=== Dataset excerpts ===
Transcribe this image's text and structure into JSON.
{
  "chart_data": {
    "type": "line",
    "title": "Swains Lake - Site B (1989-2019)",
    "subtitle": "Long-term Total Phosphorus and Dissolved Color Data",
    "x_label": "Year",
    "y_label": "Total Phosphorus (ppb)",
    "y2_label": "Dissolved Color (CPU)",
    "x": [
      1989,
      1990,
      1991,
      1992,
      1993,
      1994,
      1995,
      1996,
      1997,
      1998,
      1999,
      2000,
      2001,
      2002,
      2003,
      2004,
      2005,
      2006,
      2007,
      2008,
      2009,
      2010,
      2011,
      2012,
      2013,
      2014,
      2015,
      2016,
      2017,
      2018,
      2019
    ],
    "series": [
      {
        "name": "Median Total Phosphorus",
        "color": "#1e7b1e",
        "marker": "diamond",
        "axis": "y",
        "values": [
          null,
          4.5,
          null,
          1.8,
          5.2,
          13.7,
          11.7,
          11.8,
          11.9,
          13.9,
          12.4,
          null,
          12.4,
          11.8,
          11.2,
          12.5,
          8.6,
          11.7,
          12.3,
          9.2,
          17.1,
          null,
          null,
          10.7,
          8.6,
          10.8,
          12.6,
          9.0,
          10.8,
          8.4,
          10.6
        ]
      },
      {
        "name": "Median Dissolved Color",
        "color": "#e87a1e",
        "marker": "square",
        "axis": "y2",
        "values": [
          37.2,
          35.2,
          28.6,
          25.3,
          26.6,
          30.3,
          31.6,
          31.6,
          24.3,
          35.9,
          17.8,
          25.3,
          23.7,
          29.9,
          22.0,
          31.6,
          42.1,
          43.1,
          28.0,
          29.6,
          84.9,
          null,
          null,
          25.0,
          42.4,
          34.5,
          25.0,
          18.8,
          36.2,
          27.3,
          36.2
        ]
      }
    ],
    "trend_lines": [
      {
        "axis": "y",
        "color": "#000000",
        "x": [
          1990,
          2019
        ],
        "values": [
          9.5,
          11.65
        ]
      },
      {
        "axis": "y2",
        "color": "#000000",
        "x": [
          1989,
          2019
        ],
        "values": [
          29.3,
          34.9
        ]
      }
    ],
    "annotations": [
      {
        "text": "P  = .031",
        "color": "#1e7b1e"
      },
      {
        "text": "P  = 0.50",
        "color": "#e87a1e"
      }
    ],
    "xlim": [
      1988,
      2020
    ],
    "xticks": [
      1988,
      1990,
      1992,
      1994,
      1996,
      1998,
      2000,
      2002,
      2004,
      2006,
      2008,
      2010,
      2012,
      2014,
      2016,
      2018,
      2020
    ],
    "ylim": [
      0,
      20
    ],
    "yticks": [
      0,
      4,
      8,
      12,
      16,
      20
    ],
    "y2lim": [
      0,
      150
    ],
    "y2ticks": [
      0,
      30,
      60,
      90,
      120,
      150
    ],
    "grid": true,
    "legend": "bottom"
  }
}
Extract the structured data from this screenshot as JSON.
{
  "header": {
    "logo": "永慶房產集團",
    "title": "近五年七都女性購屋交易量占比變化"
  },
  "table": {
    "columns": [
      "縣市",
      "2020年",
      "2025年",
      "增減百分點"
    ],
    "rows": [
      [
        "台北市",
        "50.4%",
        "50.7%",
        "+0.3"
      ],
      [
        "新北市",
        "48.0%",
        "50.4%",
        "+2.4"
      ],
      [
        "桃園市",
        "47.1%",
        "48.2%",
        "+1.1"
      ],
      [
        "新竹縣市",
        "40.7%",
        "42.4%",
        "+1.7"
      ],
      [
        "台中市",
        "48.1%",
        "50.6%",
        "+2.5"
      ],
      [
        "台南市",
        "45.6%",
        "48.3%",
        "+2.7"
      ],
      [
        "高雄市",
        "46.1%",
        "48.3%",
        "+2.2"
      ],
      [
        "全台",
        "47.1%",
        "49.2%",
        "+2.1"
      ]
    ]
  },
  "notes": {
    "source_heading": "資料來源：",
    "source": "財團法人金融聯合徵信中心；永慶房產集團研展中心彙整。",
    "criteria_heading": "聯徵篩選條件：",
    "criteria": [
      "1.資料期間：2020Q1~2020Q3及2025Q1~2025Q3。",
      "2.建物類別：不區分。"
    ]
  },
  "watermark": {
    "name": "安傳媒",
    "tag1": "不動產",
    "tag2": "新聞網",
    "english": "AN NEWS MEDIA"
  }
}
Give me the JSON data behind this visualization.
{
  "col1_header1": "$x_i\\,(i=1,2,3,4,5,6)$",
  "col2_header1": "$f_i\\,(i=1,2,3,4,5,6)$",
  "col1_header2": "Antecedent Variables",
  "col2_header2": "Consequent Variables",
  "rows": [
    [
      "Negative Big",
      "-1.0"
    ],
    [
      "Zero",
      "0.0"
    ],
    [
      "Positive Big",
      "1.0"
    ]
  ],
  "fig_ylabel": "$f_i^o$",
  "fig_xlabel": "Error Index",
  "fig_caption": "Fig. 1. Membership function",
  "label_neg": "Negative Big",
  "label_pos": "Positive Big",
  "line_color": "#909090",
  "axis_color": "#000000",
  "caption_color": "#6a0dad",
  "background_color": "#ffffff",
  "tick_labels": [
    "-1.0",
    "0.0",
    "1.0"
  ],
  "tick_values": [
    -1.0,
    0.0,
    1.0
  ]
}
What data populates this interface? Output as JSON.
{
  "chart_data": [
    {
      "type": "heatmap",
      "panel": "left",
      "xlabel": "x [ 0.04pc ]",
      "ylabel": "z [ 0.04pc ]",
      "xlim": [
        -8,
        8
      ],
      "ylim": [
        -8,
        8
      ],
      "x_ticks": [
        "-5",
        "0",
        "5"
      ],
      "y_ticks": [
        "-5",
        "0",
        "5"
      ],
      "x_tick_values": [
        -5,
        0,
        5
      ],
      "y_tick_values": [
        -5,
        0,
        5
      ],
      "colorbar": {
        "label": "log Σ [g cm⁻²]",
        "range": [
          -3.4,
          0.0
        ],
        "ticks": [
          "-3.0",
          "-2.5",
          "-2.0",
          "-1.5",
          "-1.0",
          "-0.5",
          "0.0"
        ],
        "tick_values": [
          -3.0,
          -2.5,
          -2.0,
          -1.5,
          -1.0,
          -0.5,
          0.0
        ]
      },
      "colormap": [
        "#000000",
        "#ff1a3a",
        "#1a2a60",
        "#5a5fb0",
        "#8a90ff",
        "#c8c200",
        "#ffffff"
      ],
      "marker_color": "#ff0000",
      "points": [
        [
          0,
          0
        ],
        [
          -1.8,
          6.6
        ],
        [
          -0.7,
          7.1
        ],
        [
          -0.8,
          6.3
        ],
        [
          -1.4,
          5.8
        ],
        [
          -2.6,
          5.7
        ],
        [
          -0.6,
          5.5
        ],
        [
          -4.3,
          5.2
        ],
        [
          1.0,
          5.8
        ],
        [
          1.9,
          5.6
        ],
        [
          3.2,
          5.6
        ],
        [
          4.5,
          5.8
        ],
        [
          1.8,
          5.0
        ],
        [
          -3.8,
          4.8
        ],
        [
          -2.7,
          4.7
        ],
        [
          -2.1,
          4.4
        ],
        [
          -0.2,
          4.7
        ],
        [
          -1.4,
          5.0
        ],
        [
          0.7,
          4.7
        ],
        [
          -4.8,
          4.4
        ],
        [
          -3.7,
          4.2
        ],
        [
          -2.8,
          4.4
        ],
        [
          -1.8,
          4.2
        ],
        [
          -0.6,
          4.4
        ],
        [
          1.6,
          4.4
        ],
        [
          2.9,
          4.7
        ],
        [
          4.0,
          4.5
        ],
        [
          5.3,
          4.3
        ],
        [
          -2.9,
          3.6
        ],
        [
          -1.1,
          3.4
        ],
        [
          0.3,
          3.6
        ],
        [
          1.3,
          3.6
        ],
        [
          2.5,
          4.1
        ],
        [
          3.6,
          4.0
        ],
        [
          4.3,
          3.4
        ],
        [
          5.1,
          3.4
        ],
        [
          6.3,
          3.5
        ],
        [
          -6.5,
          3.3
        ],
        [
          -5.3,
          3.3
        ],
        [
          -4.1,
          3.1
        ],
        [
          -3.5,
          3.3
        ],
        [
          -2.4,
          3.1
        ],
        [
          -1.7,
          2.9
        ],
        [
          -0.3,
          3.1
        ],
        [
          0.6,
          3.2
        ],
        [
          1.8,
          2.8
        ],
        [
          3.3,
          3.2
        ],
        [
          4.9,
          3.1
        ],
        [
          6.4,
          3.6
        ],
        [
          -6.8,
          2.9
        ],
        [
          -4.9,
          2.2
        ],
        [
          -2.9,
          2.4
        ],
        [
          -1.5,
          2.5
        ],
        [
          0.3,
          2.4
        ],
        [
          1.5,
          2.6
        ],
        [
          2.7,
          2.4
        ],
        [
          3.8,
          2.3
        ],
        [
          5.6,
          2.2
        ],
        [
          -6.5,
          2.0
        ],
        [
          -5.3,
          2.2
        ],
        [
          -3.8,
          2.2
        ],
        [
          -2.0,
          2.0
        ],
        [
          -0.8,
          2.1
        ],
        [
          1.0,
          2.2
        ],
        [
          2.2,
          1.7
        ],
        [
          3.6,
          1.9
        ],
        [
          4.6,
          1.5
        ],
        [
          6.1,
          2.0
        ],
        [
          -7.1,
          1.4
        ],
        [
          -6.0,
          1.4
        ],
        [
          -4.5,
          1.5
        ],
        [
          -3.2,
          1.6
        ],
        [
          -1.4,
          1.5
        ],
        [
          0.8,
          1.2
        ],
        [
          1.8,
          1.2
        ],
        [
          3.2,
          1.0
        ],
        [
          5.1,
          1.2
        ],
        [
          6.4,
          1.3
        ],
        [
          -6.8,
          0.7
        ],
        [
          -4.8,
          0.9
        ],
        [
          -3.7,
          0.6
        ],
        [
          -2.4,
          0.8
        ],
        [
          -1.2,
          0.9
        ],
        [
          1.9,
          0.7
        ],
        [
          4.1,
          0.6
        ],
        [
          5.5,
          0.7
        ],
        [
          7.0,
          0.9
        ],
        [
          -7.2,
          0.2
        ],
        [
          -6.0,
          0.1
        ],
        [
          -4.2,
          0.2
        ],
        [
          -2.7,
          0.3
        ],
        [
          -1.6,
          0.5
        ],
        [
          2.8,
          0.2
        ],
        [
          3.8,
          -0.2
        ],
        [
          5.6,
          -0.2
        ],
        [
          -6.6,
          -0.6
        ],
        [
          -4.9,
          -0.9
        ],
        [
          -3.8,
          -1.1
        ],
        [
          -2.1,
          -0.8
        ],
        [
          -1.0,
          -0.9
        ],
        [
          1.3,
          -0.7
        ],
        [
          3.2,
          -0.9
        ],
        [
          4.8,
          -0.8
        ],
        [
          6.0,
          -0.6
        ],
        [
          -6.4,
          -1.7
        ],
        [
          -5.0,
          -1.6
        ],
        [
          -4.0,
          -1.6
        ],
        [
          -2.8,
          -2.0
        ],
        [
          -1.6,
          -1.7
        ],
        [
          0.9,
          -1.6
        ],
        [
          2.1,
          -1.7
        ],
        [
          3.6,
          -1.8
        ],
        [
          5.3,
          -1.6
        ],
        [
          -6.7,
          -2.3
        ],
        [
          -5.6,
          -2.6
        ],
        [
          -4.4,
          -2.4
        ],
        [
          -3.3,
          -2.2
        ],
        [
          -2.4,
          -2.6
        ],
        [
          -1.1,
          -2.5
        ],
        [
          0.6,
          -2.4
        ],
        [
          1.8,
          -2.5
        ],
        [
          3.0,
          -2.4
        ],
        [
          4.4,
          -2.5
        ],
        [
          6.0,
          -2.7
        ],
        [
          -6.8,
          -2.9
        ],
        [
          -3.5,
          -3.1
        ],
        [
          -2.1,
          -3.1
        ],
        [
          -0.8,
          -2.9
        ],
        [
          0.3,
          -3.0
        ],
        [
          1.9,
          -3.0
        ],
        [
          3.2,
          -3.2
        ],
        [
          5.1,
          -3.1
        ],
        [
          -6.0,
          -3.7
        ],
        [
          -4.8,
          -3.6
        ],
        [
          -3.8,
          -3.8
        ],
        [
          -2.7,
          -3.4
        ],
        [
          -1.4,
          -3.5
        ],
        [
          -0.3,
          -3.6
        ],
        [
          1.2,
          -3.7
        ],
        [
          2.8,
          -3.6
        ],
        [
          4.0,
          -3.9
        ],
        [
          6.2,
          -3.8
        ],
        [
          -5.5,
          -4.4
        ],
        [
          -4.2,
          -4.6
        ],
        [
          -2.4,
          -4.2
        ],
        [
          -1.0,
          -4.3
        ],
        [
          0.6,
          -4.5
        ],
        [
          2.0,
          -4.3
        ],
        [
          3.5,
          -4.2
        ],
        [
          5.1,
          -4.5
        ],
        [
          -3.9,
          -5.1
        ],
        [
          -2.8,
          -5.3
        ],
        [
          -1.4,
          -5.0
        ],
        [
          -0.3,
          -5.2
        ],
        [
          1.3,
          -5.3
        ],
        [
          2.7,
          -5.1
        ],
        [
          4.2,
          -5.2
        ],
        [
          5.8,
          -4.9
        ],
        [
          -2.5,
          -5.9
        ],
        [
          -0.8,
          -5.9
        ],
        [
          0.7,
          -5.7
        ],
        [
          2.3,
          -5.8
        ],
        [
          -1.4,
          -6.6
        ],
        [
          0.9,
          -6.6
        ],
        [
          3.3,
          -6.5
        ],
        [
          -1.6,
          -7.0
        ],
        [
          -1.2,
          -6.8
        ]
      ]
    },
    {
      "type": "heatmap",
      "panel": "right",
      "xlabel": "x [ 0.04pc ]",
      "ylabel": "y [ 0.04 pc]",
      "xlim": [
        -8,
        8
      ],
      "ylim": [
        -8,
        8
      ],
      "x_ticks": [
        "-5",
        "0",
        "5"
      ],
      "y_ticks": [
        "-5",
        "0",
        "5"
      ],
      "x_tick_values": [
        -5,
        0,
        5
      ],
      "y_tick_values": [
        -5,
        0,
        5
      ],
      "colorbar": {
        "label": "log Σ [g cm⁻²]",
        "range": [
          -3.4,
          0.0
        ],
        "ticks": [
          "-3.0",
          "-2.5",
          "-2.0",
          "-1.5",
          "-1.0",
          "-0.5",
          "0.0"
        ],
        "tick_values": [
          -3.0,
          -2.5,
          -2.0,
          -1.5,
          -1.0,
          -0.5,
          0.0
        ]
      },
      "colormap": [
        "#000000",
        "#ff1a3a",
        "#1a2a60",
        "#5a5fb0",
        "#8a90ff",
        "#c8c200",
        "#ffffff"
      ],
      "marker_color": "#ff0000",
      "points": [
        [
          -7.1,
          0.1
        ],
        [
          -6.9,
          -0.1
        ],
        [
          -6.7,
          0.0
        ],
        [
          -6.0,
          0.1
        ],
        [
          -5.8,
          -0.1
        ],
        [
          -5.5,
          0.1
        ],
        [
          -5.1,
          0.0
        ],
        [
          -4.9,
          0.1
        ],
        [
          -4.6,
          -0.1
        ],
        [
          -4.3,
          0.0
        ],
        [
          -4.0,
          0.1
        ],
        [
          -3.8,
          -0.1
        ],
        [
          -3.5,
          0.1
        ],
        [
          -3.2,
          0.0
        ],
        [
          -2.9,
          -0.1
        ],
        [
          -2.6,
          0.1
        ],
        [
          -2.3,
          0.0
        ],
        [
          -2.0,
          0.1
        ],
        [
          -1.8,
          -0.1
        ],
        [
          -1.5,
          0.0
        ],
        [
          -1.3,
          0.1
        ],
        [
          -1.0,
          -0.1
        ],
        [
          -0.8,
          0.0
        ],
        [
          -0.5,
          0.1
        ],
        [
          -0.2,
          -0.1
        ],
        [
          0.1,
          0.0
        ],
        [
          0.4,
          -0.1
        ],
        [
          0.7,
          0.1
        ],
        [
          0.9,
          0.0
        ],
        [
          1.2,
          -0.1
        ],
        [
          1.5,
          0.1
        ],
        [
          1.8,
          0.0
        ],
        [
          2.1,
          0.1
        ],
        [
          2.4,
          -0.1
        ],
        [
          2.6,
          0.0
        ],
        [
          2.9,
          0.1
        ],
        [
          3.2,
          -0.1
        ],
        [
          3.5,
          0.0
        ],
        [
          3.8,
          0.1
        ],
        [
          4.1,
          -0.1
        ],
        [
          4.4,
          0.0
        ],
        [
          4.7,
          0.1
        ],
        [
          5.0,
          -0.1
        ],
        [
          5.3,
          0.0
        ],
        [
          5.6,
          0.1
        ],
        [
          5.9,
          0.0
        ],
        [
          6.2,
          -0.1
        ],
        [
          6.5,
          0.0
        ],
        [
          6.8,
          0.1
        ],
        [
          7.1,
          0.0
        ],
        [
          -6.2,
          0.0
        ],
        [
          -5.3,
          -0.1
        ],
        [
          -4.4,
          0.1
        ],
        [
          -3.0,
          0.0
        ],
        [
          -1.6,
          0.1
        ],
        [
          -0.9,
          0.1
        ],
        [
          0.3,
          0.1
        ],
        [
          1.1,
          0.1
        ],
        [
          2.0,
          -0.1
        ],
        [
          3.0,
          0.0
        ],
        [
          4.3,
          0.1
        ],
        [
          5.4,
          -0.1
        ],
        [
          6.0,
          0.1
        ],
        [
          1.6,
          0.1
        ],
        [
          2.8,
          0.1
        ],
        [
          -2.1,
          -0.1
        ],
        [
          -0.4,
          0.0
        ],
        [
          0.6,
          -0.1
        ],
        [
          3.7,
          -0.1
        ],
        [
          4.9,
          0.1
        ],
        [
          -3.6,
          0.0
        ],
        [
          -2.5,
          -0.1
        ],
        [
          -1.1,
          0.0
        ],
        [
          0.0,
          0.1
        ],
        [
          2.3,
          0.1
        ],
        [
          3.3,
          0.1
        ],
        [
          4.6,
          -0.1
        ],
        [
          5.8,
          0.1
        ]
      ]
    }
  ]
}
===
(Task brief) Tally up the lines holding the word "text" in the data above, and answer with that figure only.

(Solution to the exercise) 3